Job: Can you reproduce every one of the rows below, character for character?

━━━━

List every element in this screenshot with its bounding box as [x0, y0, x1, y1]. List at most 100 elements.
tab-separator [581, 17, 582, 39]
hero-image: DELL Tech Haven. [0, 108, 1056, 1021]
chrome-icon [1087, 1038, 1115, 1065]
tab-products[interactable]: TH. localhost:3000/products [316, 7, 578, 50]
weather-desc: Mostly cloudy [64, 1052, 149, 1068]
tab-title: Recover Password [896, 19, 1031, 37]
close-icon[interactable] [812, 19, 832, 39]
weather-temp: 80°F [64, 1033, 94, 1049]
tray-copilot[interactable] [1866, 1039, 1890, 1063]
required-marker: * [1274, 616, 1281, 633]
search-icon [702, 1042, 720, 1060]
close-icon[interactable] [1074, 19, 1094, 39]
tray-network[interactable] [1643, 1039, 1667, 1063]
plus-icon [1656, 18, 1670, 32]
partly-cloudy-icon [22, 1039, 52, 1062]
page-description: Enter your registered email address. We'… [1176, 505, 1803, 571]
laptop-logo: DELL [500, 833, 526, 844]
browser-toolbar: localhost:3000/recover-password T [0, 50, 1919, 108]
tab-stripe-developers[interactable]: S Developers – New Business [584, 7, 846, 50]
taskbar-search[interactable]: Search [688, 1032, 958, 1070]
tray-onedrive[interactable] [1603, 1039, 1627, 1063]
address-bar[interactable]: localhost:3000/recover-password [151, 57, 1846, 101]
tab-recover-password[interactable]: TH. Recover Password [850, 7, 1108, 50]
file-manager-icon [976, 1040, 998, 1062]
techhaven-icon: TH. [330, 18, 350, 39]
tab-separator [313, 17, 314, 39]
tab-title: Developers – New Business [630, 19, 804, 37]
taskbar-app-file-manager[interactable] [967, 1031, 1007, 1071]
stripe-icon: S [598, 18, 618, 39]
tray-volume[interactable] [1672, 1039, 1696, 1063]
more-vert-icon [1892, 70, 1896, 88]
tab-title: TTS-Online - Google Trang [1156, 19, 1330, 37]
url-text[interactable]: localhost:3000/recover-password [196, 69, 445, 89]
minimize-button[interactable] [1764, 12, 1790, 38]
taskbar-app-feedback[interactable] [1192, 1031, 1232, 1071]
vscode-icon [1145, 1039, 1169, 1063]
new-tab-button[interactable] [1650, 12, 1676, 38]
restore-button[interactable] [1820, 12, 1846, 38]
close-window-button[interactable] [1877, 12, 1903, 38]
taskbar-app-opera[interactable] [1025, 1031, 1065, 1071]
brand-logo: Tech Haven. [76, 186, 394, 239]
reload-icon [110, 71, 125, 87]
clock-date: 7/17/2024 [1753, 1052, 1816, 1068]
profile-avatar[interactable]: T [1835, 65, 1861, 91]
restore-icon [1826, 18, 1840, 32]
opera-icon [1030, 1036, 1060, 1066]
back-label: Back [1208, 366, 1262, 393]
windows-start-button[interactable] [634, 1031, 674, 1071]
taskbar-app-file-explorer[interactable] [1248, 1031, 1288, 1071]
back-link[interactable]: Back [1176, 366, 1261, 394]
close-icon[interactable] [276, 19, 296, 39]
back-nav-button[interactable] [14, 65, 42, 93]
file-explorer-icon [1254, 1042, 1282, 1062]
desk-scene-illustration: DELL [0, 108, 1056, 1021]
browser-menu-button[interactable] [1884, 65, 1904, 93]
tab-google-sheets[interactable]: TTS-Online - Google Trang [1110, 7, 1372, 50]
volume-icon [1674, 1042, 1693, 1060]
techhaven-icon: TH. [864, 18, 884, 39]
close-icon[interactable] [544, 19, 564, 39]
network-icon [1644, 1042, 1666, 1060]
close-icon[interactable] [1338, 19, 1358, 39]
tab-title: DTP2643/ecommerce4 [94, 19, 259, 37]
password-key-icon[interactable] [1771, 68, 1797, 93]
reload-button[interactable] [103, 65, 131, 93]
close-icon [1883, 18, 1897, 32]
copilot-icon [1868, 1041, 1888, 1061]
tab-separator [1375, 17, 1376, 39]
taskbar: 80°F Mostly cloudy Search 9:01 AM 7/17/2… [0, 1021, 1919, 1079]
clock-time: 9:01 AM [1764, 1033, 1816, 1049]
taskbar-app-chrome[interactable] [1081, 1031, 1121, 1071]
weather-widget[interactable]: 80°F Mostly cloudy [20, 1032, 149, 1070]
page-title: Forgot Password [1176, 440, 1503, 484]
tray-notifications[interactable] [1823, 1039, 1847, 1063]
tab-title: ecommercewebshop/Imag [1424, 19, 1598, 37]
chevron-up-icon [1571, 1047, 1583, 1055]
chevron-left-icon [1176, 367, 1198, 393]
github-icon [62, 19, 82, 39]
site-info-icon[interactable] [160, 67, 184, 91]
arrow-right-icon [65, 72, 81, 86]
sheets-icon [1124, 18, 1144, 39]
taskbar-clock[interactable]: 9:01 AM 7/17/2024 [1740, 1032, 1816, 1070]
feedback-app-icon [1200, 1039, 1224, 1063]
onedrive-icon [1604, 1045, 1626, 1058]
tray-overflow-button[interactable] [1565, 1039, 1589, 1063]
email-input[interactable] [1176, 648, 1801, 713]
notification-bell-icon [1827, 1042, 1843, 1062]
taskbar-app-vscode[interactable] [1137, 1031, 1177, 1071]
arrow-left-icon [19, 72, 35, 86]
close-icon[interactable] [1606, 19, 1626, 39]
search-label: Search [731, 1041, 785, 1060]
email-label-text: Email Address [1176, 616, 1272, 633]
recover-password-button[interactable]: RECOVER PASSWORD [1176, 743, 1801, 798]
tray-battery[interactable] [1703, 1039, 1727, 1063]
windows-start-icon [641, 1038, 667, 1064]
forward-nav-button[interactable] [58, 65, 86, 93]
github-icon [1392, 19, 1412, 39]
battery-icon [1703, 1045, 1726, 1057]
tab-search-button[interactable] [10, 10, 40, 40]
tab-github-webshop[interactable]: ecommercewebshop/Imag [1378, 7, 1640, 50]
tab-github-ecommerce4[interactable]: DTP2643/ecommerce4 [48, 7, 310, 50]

━━━━

Task result:
List every element in this screenshot with its bounding box as [x0, y0, x1, y1]. List at most 100 elements.
tab-separator [581, 17, 582, 39]
hero-image: DELL Tech Haven. [0, 108, 1056, 1021]
chrome-icon [1087, 1038, 1115, 1065]
tab-products[interactable]: TH. localhost:3000/products [316, 7, 578, 50]
weather-desc: Mostly cloudy [64, 1052, 149, 1068]
tab-title: Recover Password [896, 19, 1031, 37]
close-icon[interactable] [812, 19, 832, 39]
weather-temp: 80°F [64, 1033, 94, 1049]
tray-copilot[interactable] [1866, 1039, 1890, 1063]
required-marker: * [1274, 616, 1281, 633]
search-icon [702, 1042, 720, 1060]
close-icon[interactable] [1074, 19, 1094, 39]
tray-network[interactable] [1643, 1039, 1667, 1063]
plus-icon [1656, 18, 1670, 32]
partly-cloudy-icon [22, 1039, 52, 1062]
page-description: Enter your registered email address. We'… [1176, 505, 1803, 571]
laptop-logo: DELL [500, 833, 526, 844]
browser-toolbar: localhost:3000/recover-password T [0, 50, 1919, 108]
tab-stripe-developers[interactable]: S Developers – New Business [584, 7, 846, 50]
taskbar-search[interactable]: Search [688, 1032, 958, 1070]
tray-onedrive[interactable] [1603, 1039, 1627, 1063]
address-bar[interactable]: localhost:3000/recover-password [151, 57, 1846, 101]
tab-recover-password[interactable]: TH. Recover Password [850, 7, 1108, 50]
file-manager-icon [976, 1040, 998, 1062]
techhaven-icon: TH. [330, 18, 350, 39]
tab-separator [313, 17, 314, 39]
tab-title: Developers – New Business [630, 19, 804, 37]
taskbar-app-file-manager[interactable] [967, 1031, 1007, 1071]
stripe-icon: S [598, 18, 618, 39]
tray-volume[interactable] [1672, 1039, 1696, 1063]
more-vert-icon [1892, 70, 1896, 88]
tab-title: TTS-Online - Google Trang [1156, 19, 1330, 37]
url-text[interactable]: localhost:3000/recover-password [196, 69, 445, 89]
minimize-button[interactable] [1764, 12, 1790, 38]
taskbar-app-feedback[interactable] [1192, 1031, 1232, 1071]
vscode-icon [1145, 1039, 1169, 1063]
new-tab-button[interactable] [1650, 12, 1676, 38]
restore-button[interactable] [1820, 12, 1846, 38]
close-window-button[interactable] [1877, 12, 1903, 38]
taskbar-app-opera[interactable] [1025, 1031, 1065, 1071]
brand-logo: Tech Haven. [76, 186, 394, 239]
reload-icon [110, 71, 125, 87]
clock-date: 7/17/2024 [1753, 1052, 1816, 1068]
profile-avatar[interactable]: T [1835, 65, 1861, 91]
restore-icon [1826, 18, 1840, 32]
opera-icon [1030, 1036, 1060, 1066]
back-label: Back [1208, 366, 1262, 393]
windows-start-button[interactable] [634, 1031, 674, 1071]
taskbar-app-file-explorer[interactable] [1248, 1031, 1288, 1071]
back-link[interactable]: Back [1176, 366, 1261, 394]
close-icon[interactable] [276, 19, 296, 39]
back-nav-button[interactable] [14, 65, 42, 93]
file-explorer-icon [1254, 1042, 1282, 1062]
desk-scene-illustration: DELL [0, 108, 1056, 1021]
browser-menu-button[interactable] [1884, 65, 1904, 93]
tab-google-sheets[interactable]: TTS-Online - Google Trang [1110, 7, 1372, 50]
volume-icon [1674, 1042, 1693, 1060]
techhaven-icon: TH. [864, 18, 884, 39]
close-icon[interactable] [544, 19, 564, 39]
network-icon [1644, 1042, 1666, 1060]
close-icon[interactable] [1338, 19, 1358, 39]
tab-title: DTP2643/ecommerce4 [94, 19, 259, 37]
password-key-icon[interactable] [1771, 68, 1797, 93]
reload-button[interactable] [103, 65, 131, 93]
close-icon [1883, 18, 1897, 32]
copilot-icon [1868, 1041, 1888, 1061]
tab-separator [1375, 17, 1376, 39]
taskbar: 80°F Mostly cloudy Search 9:01 AM 7/17/2… [0, 1021, 1919, 1079]
clock-time: 9:01 AM [1764, 1033, 1816, 1049]
taskbar-app-chrome[interactable] [1081, 1031, 1121, 1071]
weather-widget[interactable]: 80°F Mostly cloudy [20, 1032, 149, 1070]
page-title: Forgot Password [1176, 440, 1503, 484]
tray-notifications[interactable] [1823, 1039, 1847, 1063]
tab-title: ecommercewebshop/Imag [1424, 19, 1598, 37]
chevron-up-icon [1571, 1047, 1583, 1055]
chevron-left-icon [1176, 367, 1198, 393]
github-icon [62, 19, 82, 39]
site-info-icon[interactable] [160, 67, 184, 91]
arrow-right-icon [65, 72, 81, 86]
sheets-icon [1124, 18, 1144, 39]
taskbar-clock[interactable]: 9:01 AM 7/17/2024 [1740, 1032, 1816, 1070]
feedback-app-icon [1200, 1039, 1224, 1063]
onedrive-icon [1604, 1045, 1626, 1058]
tray-overflow-button[interactable] [1565, 1039, 1589, 1063]
email-input[interactable] [1176, 648, 1801, 713]
notification-bell-icon [1827, 1042, 1843, 1062]
taskbar-app-vscode[interactable] [1137, 1031, 1177, 1071]
arrow-left-icon [19, 72, 35, 86]
close-icon[interactable] [1606, 19, 1626, 39]
search-label: Search [731, 1041, 785, 1060]
email-label-text: Email Address [1176, 616, 1272, 633]
recover-password-button[interactable]: RECOVER PASSWORD [1176, 743, 1801, 798]
tray-battery[interactable] [1703, 1039, 1727, 1063]
windows-start-icon [641, 1038, 667, 1064]
forward-nav-button[interactable] [58, 65, 86, 93]
github-icon [1392, 19, 1412, 39]
battery-icon [1703, 1045, 1726, 1057]
tab-search-button[interactable] [10, 10, 40, 40]
tab-github-webshop[interactable]: ecommercewebshop/Imag [1378, 7, 1640, 50]
tab-github-ecommerce4[interactable]: DTP2643/ecommerce4 [48, 7, 310, 50]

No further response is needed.